Well, if you've followed my recent posts you know what my situation is. For awhile I had a great guy and now I'm in a state of confusion and limbo. It goes 'round and 'round, up and down....:scratchhead: 

But I will say that my husband has NEVER expected me or pressured me to do anything I wasn't comfortable with. When we first got married he quickly figured out that I'd never had anal sex and I was an "anal virgin" and he became obsessed with "popping" that cherry. 

It's a long story but I was a 17 year old virgin when he met me but by the time we married I wasn't. I'd had a crush on him initially but he didn't want to go out with me, wishing to remain friends instead so I went out with his friend, who became my first real boyfriend that I went out with through college and almost married. About a year after I broke up with his friend my husband and I started dating and he'd always regretted that HE wasn't my first but he definitely wanted to be the first in the OTHER orifice so he spent years working his way to that goal. 

Eventually, after much gentle persuasion and coercing I consented and it really was a wonderful thing and much like when I lost my virginity. It wasn't something I desired to do physically (that part of my body was not something I felt altogether comfortable with) but I knew it meant a lot to him and it was something that he was very patient and tender about and it meant a lot to him. 

I will say that in time I came to appreciate and really like anal sex and we experimented with it in a lot of ways. My husband has some interesting fetishes (like taking my "temperature" anally :scratchhead and I always indulged him because it made him happy and it did turn me on. But "rim jobs" is where I draw the line. I never go into touching HIM there either manually or by mouth or anywhere else. I just can't go there..

If you can give of yourself out of love and compassion it is a wonderful thing, not being coerced, forced or pressured into doing something for fear of what may happen if you don't.


----------



## Mrs.G (Nov 20, 2010)

Bounding box prediction data:
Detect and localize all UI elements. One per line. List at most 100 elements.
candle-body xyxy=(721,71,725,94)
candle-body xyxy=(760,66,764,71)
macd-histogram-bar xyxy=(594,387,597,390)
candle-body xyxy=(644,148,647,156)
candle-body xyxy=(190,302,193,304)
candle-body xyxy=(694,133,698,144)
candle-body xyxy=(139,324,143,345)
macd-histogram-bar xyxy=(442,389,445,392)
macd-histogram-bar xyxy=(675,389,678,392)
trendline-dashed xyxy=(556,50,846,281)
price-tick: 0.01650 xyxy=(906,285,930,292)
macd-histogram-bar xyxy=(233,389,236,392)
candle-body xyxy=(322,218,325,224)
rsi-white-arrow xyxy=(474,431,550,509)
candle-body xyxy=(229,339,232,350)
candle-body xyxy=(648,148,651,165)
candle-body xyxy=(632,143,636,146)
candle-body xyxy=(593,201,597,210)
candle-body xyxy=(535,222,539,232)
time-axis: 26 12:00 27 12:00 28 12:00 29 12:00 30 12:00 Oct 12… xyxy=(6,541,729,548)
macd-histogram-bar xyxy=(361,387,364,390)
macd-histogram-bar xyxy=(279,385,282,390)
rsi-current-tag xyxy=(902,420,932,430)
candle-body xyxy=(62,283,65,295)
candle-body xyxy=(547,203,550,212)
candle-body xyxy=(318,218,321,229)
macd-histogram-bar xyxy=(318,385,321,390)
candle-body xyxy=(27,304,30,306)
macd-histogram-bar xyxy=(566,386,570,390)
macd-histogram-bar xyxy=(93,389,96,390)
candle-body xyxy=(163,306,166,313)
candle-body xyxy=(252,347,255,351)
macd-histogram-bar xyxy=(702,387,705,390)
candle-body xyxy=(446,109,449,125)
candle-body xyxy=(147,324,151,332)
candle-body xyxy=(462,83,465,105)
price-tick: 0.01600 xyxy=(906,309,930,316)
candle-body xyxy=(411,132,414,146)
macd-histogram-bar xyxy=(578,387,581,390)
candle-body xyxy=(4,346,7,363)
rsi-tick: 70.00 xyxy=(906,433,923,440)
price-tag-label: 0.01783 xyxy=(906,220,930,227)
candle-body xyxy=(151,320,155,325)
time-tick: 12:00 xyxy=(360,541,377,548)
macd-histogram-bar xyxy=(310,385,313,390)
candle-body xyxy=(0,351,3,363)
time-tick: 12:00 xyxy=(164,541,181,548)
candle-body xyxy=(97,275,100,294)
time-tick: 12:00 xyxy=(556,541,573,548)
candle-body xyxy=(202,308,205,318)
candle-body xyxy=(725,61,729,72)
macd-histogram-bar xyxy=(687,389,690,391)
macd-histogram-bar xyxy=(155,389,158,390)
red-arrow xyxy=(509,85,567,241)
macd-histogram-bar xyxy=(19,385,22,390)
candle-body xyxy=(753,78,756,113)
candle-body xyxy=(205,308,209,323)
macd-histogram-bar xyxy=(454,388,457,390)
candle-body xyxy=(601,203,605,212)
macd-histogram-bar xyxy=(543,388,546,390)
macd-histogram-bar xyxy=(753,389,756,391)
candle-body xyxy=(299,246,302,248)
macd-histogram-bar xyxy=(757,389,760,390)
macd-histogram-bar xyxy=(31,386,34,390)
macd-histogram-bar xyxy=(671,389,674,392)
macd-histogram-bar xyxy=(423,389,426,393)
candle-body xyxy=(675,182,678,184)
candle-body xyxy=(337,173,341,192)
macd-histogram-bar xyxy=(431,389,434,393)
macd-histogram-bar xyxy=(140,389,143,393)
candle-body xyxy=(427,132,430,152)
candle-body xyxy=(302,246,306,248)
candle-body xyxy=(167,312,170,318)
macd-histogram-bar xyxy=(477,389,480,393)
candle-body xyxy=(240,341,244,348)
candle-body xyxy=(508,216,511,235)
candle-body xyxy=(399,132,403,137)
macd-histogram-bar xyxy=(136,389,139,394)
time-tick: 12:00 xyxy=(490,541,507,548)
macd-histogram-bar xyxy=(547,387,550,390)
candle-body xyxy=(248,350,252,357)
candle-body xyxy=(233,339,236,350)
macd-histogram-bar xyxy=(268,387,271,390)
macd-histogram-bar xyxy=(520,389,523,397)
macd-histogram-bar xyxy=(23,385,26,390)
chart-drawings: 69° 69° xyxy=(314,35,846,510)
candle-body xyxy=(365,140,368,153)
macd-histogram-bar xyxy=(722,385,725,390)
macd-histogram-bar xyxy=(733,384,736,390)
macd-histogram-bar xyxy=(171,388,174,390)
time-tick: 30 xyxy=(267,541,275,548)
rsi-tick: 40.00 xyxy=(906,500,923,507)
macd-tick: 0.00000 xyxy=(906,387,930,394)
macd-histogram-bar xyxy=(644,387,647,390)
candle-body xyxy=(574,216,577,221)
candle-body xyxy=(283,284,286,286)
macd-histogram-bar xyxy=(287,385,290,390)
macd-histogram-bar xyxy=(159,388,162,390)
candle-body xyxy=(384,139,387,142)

What to work on:
(a) In the forum post about marriage and intimacy, how old was the writer when the husband first met the writer?
(b) Continue the forum post about marriage and intimacy from its last line.
This data is separate from the forum post and has no connection to it.

Numbered answers:
(a) Seventeen.

(b)
My post was less about specific acts and more about the generally
grudging approach to sex. I would never give a rim job, so I would not marry a man who wanted that.

As I said it is a two way street. He could have compromised on the rimming. It is a less common sexual act than a BJ.


----------



## rppearso (Feb 4, 2011)

Wow it sounds like some have an ax to grind on here, I was very up front about my sexual likes, if you know thats what they are into upfront and dont like it then simply dont date them. I was upfront with my first wife and she baited and switched how is that fair to me, she could have just said no thanks upfront, we could have had a coke and finished up the date and called it a day.

If your not into it thats fine just dont pretend to be into it and then stop doing it after your married because yea that will get you a divorce.


----------



## Freak On a Leash (Feb 19, 2010)

rppearso said:


> Wow it sounds like some have an ax to grind on here, I was very up front about my sexual likes, if you know thats what they are into upfront and dont like it then simply dont date them. I was upfront with my first wife and she baited and switched how is that fair to me, she could have just said no thanks upfront, we could have had a coke and finished up the date and called it a day.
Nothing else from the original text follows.